┏━━

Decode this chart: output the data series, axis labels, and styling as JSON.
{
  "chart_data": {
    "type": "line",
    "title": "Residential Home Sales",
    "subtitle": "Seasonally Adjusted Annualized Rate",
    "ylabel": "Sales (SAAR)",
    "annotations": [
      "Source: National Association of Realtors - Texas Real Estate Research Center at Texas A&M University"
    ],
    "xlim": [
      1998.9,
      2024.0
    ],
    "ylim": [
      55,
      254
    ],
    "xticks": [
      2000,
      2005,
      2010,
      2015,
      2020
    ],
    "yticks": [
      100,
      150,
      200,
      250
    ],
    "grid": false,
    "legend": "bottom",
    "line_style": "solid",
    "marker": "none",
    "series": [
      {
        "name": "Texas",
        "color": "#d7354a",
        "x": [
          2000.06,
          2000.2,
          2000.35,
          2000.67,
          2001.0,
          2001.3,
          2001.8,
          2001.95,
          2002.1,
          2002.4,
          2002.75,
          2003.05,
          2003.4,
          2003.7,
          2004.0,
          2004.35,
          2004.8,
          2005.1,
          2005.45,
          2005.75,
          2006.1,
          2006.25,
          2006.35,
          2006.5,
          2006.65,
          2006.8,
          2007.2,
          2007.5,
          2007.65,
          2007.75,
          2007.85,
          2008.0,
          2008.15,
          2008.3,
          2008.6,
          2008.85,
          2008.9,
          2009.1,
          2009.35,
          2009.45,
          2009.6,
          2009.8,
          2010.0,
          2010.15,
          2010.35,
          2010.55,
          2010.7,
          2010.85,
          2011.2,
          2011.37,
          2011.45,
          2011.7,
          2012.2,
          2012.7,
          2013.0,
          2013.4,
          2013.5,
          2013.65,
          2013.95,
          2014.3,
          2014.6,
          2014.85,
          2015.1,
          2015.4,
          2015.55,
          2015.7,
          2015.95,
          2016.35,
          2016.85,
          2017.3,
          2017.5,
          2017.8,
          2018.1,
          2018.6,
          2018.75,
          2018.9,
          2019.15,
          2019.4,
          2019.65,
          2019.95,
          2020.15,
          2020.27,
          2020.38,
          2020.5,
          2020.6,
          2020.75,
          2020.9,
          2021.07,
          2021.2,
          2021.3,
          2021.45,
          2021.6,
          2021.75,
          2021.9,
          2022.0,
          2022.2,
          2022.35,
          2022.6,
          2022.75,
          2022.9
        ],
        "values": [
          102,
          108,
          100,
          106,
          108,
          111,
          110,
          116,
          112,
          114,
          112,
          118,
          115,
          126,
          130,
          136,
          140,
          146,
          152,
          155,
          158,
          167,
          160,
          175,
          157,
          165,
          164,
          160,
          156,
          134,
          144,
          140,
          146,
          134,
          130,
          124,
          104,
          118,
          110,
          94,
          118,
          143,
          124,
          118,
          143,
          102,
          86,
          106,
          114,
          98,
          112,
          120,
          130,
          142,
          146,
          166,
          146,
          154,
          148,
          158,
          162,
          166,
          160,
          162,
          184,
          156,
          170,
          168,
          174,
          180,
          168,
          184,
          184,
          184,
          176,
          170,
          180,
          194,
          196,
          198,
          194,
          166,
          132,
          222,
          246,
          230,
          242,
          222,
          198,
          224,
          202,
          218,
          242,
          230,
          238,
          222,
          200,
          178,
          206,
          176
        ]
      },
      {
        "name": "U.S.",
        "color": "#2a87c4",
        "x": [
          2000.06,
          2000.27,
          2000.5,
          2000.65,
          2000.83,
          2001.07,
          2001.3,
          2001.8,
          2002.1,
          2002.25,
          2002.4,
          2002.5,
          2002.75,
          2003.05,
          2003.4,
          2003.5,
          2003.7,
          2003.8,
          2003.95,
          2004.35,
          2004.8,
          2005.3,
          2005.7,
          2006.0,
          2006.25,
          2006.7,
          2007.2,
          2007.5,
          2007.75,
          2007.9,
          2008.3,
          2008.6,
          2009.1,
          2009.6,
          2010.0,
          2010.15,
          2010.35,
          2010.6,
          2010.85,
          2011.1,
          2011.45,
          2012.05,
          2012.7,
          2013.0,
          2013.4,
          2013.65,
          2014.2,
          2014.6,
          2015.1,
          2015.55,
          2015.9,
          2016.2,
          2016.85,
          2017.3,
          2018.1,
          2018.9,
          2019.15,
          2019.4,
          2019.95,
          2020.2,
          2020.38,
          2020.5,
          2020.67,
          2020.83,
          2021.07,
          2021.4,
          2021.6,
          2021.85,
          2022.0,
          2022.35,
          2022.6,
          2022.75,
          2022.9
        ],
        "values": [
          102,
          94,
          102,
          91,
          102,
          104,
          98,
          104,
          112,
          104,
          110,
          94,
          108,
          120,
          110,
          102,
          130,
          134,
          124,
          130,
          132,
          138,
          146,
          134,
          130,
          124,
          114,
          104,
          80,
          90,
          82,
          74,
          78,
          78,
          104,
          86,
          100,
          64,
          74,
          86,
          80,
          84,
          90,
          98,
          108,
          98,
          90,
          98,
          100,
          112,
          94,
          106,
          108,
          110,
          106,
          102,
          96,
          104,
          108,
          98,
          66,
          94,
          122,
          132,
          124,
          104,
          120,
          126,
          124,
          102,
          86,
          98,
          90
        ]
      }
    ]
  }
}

┗━━

**Written instruction:** Your task is to collect every line above that contains the word "Texas".

**Answer in full:**
      "Source: National Association of Realtors - Texas Real Estate Research Center at Texas A&M University"
        "name": "Texas",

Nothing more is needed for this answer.